> **WHAT IS ASKED**: Copy out the records in full, word for word, without pictures.

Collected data
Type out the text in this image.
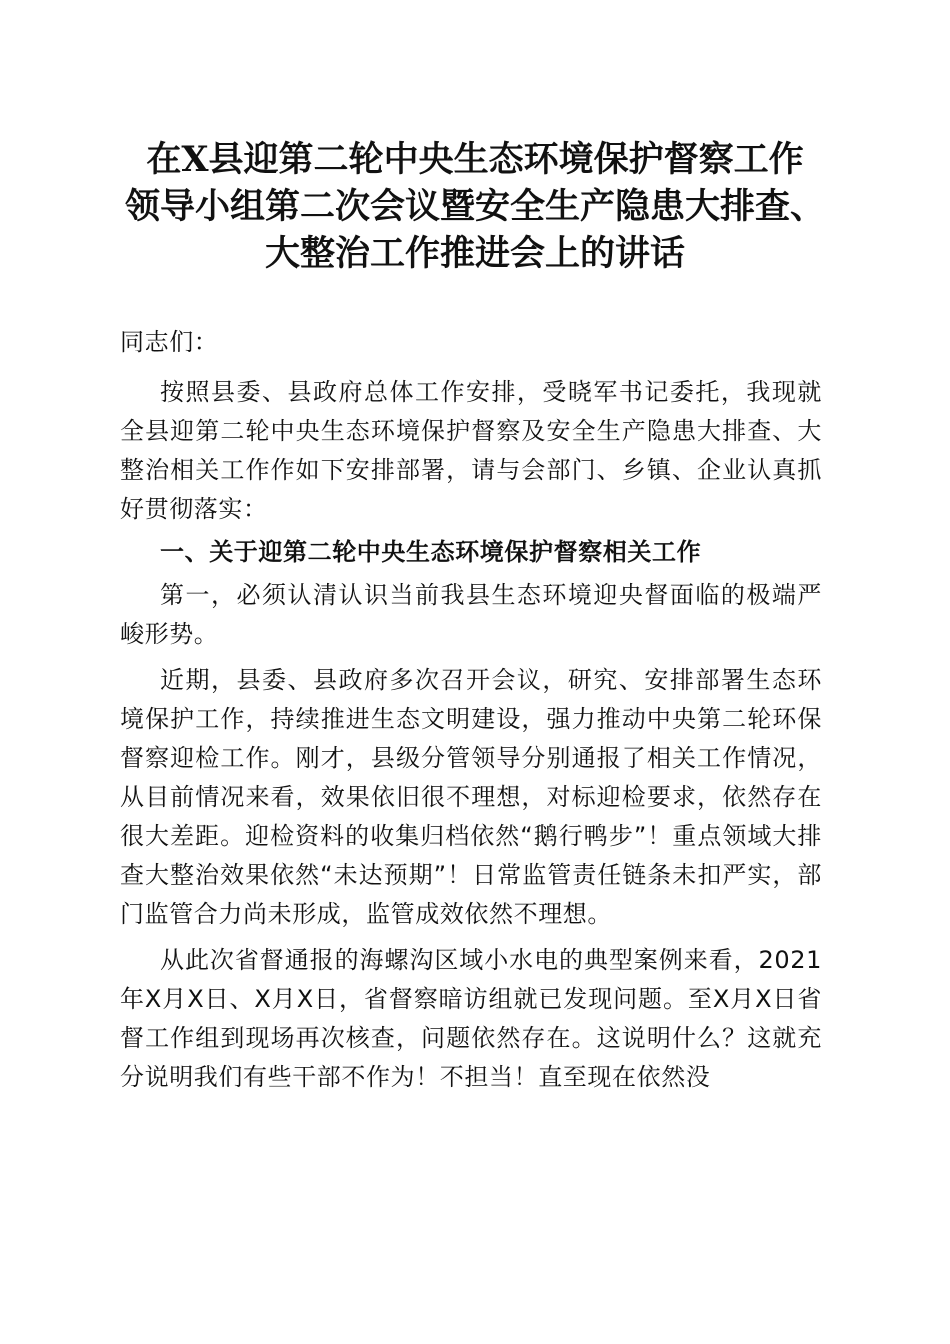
在X县迎第二轮中央生态环境保护督察工作
领导小组第二次会议暨安全生产隐患大排查、
大整治工作推进会上的讲话

同志们：

按照县委、县政府总体工作安排，受晓军书记委托，我现就全县迎第二轮中央生态环境保护督察及安全生产隐患大排查、大整治相关工作作如下安排部署，请与会部门、乡镇、企业认真抓好贯彻落实：

一、关于迎第二轮中央生态环境保护督察相关工作

第一，必须认清认识当前我县生态环境迎央督面临的极端严峻形势。

近期，县委、县政府多次召开会议，研究、安排部署生态环境保护工作，持续推进生态文明建设，强力推动中央第二轮环保督察迎检工作。刚才，县级分管领导分别通报了相关工作情况，从目前情况来看，效果依旧很不理想，对标迎检要求，依然存在很大差距。迎检资料的收集归档依然“鹅行鸭步”！重点领域大排查大整治效果依然“未达预期”！日常监管责任链条未扣严实，部门监管合力尚未形成，监管成效依然不理想。

从此次省督通报的海螺沟区域小水电的典型案例来看，2021年X月X日、X月X日，省督察暗访组就已发现问题。至X月X日省督工作组到现场再次核查，问题依然存在。这说明什么？这就充分说明我们有些干部不作为！不担当！直至现在依然没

> **TASK RESPONSE**:
Type out the text in this image.
在X县迎第二轮中央生态环境保护督察工作
领导小组第二次会议暨安全生产隐患大排查、
大整治工作推进会上的讲话

同志们：

按照县委、县政府总体工作安排，受晓军书记委托，我现就全县迎第二轮中央生态环境保护督察及安全生产隐患大排查、大整治相关工作作如下安排部署，请与会部门、乡镇、企业认真抓好贯彻落实：

一、关于迎第二轮中央生态环境保护督察相关工作

第一，必须认清认识当前我县生态环境迎央督面临的极端严峻形势。

近期，县委、县政府多次召开会议，研究、安排部署生态环境保护工作，持续推进生态文明建设，强力推动中央第二轮环保督察迎检工作。刚才，县级分管领导分别通报了相关工作情况，从目前情况来看，效果依旧很不理想，对标迎检要求，依然存在很大差距。迎检资料的收集归档依然“鹅行鸭步”！重点领域大排查大整治效果依然“未达预期”！日常监管责任链条未扣严实，部门监管合力尚未形成，监管成效依然不理想。

从此次省督通报的海螺沟区域小水电的典型案例来看，2021年X月X日、X月X日，省督察暗访组就已发现问题。至X月X日省督工作组到现场再次核查，问题依然存在。这说明什么？这就充分说明我们有些干部不作为！不担当！直至现在依然没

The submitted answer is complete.